GIVEN DATA:
<<<<

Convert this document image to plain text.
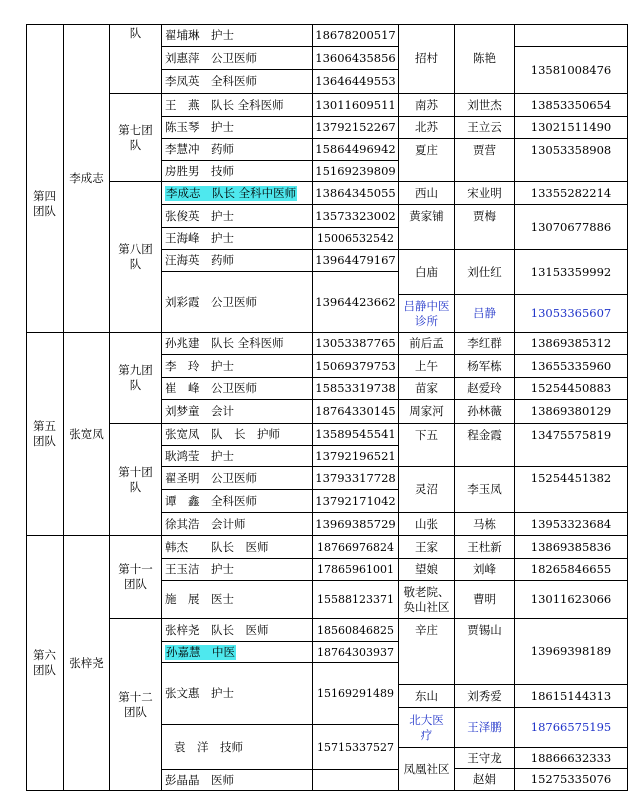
第五团队
第六团队
第四团队
李成志
张宽凤
张梓尧
队
第七团队
第八团队
第九团队
第十团队
第十一团队
第十二团队
翟埔琳　护士
刘惠萍　公卫医师
李凤英　全科医师
王　燕　队长 全科医师
陈玉琴　护士
李慧冲　药师
房胜男　技师
李成志　队长 全科中医师
张俊英　护士
王海峰　护士
汪海英　药师
刘彩霞　公卫医师
孙兆建　队长 全科医师
李　玲　护士
崔　峰　公卫医师
刘梦童　会计
张宽凤　队　长　护师
耿鸿莹　护士
翟圣明　公卫医师
谭　鑫　全科医师
徐其浩　会计师
韩杰　　队长　医师
王玉洁　护士
施　展　医士
张梓尧　队长　医师
孙嘉慧　中医
张文惠　护士
袁　洋　技师
彭晶晶　医师
18678200517
13606435856
13646449553
13011609511
13792152267
15864496942
15169239809
13864345055
13573323002
15006532542
13964479167
13964423662
13053387765
15069379753
15853319738
18764330145
13589545541
13792196521
13793317728
13792171042
13969385729
18766976824
17865961001
15588123371
18560846825
18764303937
15169291489
15715337527
招村
南苏
北苏
夏庄
西山
黄家铺
白庙
吕静中医诊所
前后孟
上午
苗家
周家河
下五
灵沼
山张
王家
望娘
敬老院、奂山社区
辛庄
东山
北大医疗
凤凰社区
陈艳
刘世杰
王立云
贾营
宋业明
贾梅
刘仕红
吕静
李红群
杨军栋
赵爱玲
孙林薇
程金霞
李玉凤
马栋
王杜新
刘峰
曹明
贾锡山
刘秀爱
王泽鹏
王守龙
赵娟
13581008476
13853350654
13021511490
13053358908
13355282214
13070677886
13153359992
13053365607
13869385312
13655335960
15254450883
13869380129
13475575819
15254451382
13953323684
13869385836
18265846655
13011623066
13969398189
18615144313
18766575195
18866632333
15275335076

>>>>

PROBLEM DESCRIPTION:
Keep the pictures out of your copy, and repeat every entry above exactly.

WORKED ANSWER:
Convert this document image to plain text.
第五团队
第六团队
第四团队
李成志
张宽凤
张梓尧
队
第七团队
第八团队
第九团队
第十团队
第十一团队
第十二团队
翟埔琳　护士
刘惠萍　公卫医师
李凤英　全科医师
王　燕　队长 全科医师
陈玉琴　护士
李慧冲　药师
房胜男　技师
李成志　队长 全科中医师
张俊英　护士
王海峰　护士
汪海英　药师
刘彩霞　公卫医师
孙兆建　队长 全科医师
李　玲　护士
崔　峰　公卫医师
刘梦童　会计
张宽凤　队　长　护师
耿鸿莹　护士
翟圣明　公卫医师
谭　鑫　全科医师
徐其浩　会计师
韩杰　　队长　医师
王玉洁　护士
施　展　医士
张梓尧　队长　医师
孙嘉慧　中医
张文惠　护士
袁　洋　技师
彭晶晶　医师
18678200517
13606435856
13646449553
13011609511
13792152267
15864496942
15169239809
13864345055
13573323002
15006532542
13964479167
13964423662
13053387765
15069379753
15853319738
18764330145
13589545541
13792196521
13793317728
13792171042
13969385729
18766976824
17865961001
15588123371
18560846825
18764303937
15169291489
15715337527
招村
南苏
北苏
夏庄
西山
黄家铺
白庙
吕静中医诊所
前后孟
上午
苗家
周家河
下五
灵沼
山张
王家
望娘
敬老院、奂山社区
辛庄
东山
北大医疗
凤凰社区
陈艳
刘世杰
王立云
贾营
宋业明
贾梅
刘仕红
吕静
李红群
杨军栋
赵爱玲
孙林薇
程金霞
李玉凤
马栋
王杜新
刘峰
曹明
贾锡山
刘秀爱
王泽鹏
王守龙
赵娟
13581008476
13853350654
13021511490
13053358908
13355282214
13070677886
13153359992
13053365607
13869385312
13655335960
15254450883
13869380129
13475575819
15254451382
13953323684
13869385836
18265846655
13011623066
13969398189
18615144313
18766575195
18866632333
15275335076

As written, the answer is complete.